■ **REQUIREMENT**
Check every line below for the word "easeInOut" and copy the ones that have it.

■ **RECORDS FOR THE EXERCISE**

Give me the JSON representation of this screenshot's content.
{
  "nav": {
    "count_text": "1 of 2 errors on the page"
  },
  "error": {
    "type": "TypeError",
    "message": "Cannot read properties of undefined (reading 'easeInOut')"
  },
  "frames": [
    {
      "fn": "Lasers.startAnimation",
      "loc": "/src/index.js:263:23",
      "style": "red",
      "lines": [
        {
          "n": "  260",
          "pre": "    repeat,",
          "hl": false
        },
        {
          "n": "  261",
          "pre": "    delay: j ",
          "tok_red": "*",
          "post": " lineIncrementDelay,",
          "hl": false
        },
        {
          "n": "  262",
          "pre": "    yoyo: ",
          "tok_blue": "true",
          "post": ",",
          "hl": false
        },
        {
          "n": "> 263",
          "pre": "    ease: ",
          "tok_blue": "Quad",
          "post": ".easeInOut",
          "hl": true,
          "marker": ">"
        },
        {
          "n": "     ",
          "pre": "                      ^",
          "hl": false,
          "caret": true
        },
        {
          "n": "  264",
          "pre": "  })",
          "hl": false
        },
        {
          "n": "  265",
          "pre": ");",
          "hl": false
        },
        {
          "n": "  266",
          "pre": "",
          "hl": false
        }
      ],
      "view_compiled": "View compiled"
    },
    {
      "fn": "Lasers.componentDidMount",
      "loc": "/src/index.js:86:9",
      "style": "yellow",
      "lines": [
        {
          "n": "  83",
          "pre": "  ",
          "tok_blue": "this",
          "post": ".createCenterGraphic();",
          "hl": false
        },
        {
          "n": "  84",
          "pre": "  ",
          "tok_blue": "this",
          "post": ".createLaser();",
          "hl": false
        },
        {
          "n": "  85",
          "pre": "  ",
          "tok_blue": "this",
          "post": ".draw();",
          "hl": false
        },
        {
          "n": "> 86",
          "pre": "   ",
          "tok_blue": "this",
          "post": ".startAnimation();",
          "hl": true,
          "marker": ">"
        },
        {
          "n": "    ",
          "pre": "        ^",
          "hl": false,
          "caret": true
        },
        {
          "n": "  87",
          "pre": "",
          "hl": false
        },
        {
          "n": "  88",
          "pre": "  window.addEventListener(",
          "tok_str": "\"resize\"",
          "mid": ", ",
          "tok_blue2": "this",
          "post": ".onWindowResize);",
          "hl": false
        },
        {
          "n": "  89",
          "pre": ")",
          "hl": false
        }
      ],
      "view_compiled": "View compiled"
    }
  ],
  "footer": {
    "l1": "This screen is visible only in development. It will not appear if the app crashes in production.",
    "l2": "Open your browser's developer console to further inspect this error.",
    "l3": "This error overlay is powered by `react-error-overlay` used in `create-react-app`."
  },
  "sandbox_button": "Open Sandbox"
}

■ **RESULT**
    "message": "Cannot read properties of undefined (reading 'easeInOut')"
          "post": ".easeInOut",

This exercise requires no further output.